(Excerpt from a dataset)
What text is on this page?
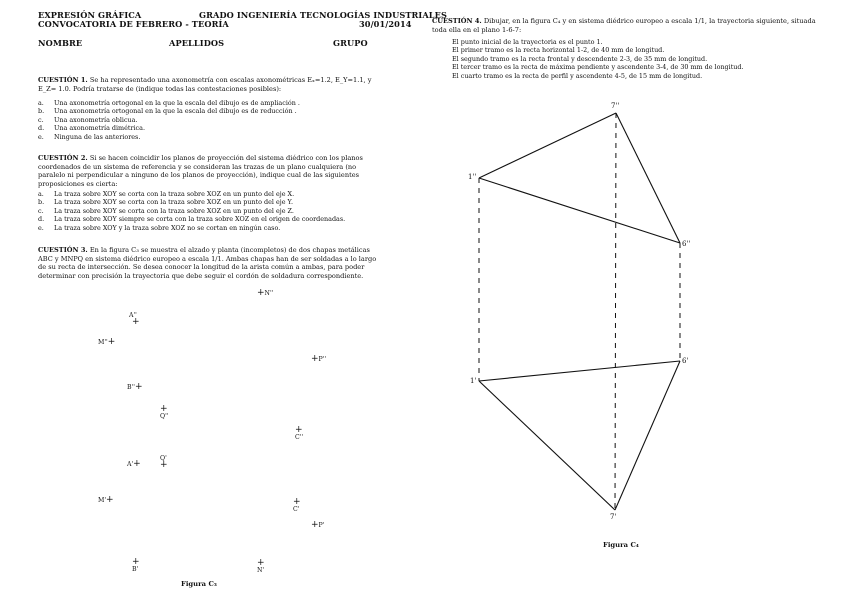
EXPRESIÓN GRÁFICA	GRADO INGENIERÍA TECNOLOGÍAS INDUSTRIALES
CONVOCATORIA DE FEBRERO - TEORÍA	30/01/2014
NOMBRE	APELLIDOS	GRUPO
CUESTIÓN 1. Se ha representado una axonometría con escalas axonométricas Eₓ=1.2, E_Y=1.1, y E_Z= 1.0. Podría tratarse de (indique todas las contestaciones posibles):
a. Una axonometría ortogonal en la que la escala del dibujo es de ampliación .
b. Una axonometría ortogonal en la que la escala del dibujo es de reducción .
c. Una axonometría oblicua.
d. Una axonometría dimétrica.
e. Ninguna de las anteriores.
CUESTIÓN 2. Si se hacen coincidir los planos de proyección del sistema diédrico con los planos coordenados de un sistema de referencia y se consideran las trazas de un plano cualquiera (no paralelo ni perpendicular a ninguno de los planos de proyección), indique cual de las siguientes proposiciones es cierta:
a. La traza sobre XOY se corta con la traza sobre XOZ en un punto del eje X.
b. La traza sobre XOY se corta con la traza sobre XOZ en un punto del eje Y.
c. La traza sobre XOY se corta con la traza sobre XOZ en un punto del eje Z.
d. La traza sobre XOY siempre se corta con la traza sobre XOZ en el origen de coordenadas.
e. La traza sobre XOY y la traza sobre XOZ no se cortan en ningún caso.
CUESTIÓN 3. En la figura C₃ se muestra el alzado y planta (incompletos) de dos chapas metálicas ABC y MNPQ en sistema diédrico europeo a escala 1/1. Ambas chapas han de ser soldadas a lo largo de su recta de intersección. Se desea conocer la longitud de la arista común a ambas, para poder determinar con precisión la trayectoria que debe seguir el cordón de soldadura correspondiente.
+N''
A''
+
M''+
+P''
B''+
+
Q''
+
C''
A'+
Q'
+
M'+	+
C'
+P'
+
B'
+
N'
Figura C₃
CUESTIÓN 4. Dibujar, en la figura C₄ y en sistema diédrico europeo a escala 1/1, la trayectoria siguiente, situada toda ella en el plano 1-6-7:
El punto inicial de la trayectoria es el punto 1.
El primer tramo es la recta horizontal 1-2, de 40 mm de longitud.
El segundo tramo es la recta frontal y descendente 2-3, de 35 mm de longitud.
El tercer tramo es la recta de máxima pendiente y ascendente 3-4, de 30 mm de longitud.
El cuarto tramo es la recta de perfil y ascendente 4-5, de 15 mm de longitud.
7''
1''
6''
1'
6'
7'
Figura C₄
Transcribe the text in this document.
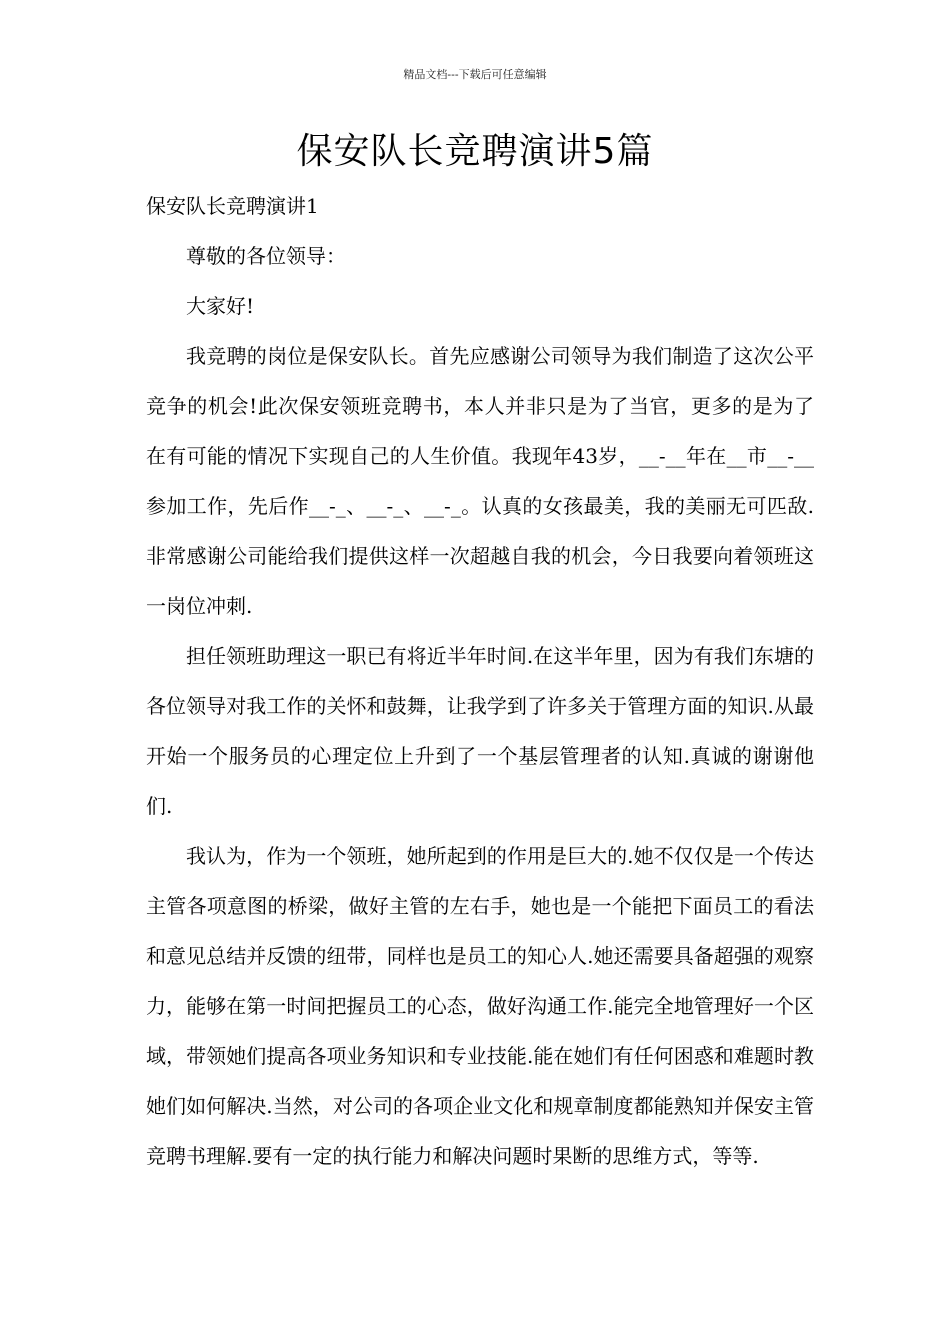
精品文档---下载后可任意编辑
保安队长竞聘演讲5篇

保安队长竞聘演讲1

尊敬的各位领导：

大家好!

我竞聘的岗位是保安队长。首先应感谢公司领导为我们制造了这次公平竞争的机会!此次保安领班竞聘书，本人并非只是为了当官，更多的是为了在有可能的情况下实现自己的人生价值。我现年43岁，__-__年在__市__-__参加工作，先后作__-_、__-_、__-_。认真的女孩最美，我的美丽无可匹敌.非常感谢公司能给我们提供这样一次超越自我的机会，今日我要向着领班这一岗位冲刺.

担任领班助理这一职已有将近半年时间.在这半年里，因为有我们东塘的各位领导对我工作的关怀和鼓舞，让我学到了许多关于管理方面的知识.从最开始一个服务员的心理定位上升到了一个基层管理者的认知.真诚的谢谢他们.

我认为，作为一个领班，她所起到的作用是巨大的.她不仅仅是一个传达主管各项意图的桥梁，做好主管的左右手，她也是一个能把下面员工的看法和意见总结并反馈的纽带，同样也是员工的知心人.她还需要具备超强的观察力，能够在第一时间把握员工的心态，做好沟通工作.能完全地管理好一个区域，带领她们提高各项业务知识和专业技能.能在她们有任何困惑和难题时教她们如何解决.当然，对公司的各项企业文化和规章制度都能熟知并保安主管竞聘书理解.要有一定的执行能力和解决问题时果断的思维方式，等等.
==
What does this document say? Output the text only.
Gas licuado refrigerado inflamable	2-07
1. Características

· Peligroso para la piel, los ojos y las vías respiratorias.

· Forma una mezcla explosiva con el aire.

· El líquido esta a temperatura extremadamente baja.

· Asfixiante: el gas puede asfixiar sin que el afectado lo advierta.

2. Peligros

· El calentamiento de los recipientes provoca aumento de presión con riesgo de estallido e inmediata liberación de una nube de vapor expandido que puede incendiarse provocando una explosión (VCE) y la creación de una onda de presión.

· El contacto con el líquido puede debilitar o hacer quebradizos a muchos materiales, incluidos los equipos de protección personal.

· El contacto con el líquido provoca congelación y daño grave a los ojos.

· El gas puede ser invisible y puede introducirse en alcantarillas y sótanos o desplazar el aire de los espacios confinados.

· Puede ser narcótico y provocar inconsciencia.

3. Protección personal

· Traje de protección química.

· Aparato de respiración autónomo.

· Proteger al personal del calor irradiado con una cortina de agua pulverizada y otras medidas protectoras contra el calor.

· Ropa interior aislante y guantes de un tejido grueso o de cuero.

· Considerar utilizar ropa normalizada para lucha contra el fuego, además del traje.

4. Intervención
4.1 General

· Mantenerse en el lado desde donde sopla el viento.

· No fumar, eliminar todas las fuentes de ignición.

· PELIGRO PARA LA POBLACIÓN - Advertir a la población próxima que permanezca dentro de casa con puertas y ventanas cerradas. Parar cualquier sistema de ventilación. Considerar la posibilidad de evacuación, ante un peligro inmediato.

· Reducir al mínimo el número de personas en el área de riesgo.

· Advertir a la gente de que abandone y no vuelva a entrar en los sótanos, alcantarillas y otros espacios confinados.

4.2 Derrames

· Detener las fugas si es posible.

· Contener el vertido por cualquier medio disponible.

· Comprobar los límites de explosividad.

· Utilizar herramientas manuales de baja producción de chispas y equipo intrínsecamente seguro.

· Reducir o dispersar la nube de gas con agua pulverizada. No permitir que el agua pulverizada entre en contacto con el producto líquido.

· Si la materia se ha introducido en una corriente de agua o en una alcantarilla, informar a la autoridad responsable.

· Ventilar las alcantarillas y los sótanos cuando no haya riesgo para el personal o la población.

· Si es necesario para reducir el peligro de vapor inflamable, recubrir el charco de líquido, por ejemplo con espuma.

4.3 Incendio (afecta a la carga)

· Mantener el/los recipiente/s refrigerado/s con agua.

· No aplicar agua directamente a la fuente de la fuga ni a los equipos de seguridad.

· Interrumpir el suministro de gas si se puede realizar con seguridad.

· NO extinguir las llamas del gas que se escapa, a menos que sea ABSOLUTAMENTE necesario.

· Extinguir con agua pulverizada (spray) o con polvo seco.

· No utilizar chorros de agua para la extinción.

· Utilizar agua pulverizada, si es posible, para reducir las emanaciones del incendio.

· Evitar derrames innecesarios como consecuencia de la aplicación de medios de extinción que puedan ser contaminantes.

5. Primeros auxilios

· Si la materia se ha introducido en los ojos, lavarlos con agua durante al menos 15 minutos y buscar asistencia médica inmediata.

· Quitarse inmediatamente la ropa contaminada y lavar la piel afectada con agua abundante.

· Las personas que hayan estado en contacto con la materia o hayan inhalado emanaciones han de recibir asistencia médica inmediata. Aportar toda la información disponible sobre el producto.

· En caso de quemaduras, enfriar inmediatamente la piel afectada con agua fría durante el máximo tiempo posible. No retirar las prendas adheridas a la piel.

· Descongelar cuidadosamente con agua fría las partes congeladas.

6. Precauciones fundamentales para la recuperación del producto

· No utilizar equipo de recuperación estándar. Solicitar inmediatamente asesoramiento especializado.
--
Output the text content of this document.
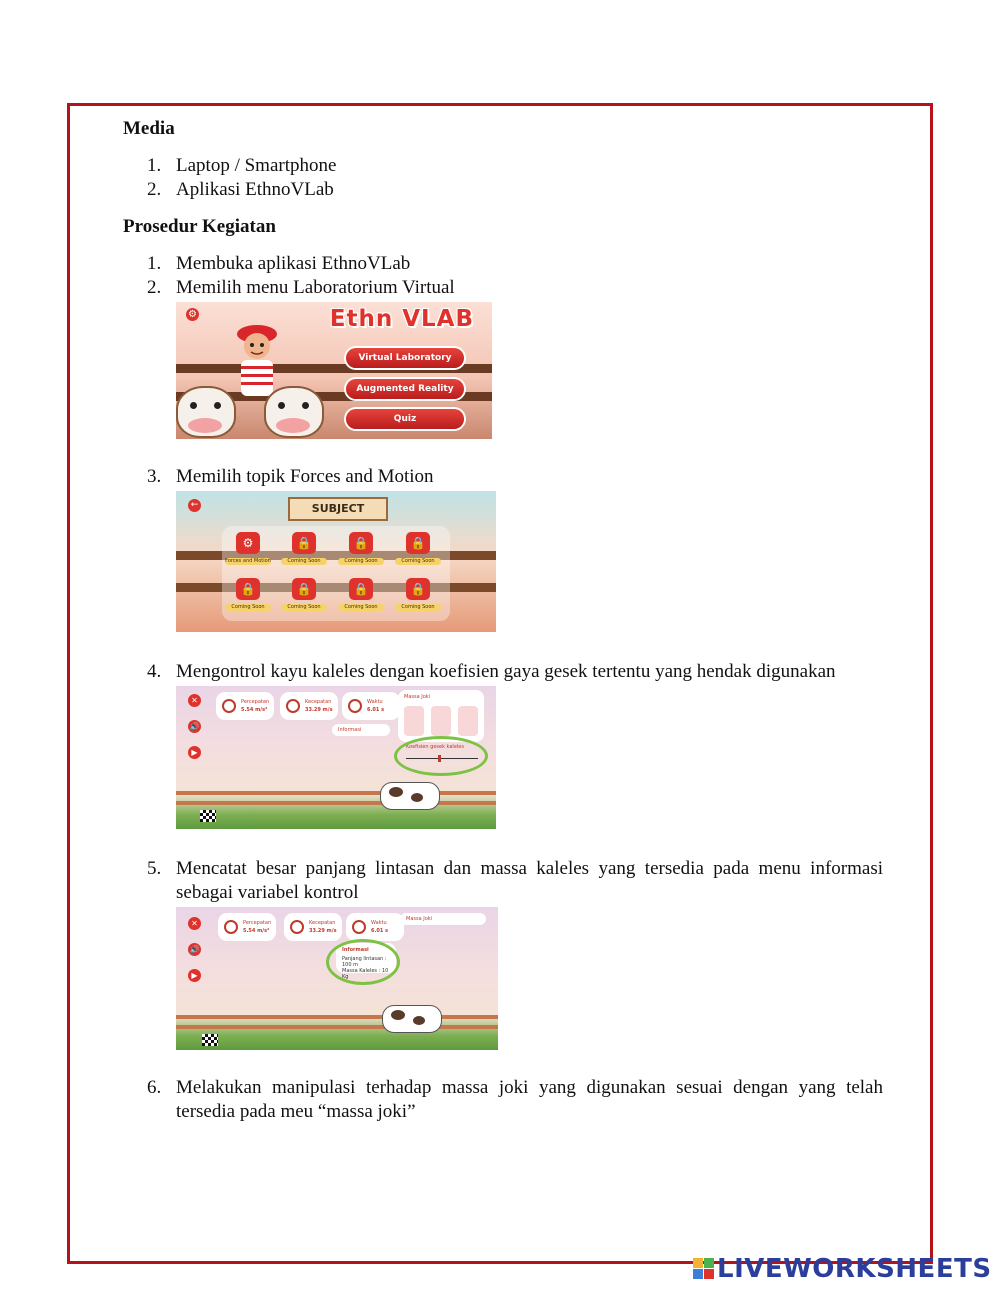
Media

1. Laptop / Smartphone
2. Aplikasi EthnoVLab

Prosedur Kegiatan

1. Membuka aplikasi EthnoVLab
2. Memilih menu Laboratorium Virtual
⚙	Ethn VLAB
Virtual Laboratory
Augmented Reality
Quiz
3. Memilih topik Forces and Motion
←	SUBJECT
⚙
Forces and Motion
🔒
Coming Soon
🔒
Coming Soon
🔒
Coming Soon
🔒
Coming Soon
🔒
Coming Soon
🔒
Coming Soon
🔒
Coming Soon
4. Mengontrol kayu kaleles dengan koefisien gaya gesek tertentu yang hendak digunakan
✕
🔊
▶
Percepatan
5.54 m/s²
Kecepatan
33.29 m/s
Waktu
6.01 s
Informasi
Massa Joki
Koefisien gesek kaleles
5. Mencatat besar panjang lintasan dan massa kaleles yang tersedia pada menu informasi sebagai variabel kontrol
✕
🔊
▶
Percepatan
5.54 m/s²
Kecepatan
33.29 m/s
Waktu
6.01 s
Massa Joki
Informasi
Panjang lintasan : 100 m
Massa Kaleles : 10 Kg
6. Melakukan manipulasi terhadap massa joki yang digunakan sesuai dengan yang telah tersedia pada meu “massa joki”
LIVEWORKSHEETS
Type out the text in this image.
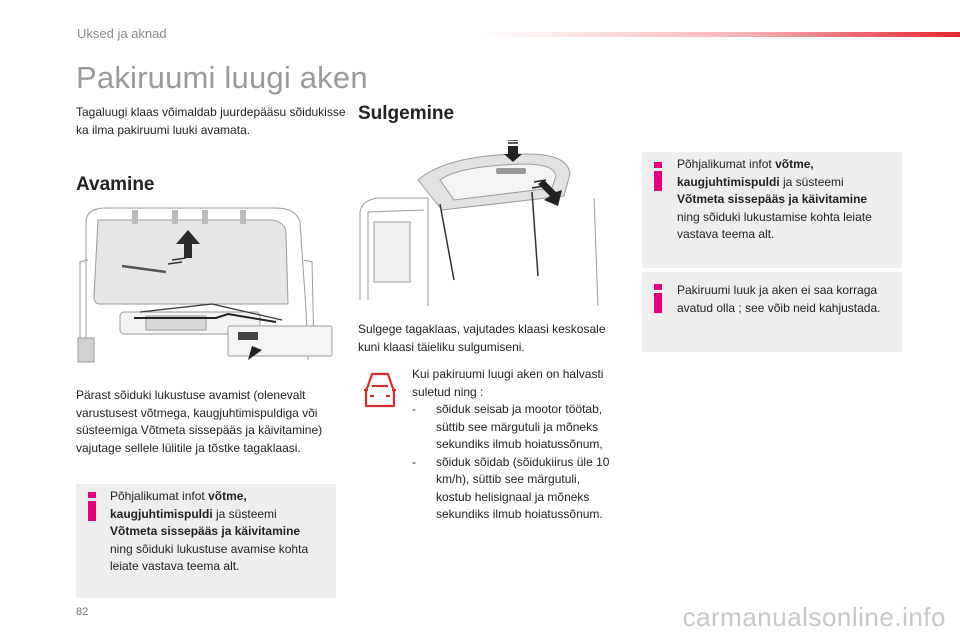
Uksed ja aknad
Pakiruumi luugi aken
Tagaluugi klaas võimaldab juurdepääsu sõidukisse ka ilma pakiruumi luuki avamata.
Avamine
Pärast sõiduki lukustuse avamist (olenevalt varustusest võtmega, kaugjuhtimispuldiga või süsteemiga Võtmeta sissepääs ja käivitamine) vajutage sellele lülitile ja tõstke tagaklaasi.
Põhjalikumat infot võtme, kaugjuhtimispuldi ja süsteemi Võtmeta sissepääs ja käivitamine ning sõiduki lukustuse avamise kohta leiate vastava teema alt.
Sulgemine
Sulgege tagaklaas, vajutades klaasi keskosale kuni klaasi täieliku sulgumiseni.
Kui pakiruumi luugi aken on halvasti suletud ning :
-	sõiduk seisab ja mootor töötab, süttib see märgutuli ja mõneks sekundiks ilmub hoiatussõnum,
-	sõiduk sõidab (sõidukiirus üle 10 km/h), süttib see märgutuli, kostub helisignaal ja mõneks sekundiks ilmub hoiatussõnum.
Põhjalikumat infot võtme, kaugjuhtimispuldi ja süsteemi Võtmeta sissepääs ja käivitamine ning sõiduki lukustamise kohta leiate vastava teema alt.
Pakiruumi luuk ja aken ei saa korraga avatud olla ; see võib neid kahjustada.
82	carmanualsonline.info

Instructions to follow:
Show, from the listing above, each line that contains the word "kohta".

Solution to this problem:
Põhjalikumat infot võtme, kaugjuhtimispuldi ja süsteemi Võtmeta sissepääs ja käivitamine ning sõiduki lukustuse avamise kohta leiate vastava teema alt.
Põhjalikumat infot võtme, kaugjuhtimispuldi ja süsteemi Võtmeta sissepääs ja käivitamine ning sõiduki lukustamise kohta leiate vastava teema alt.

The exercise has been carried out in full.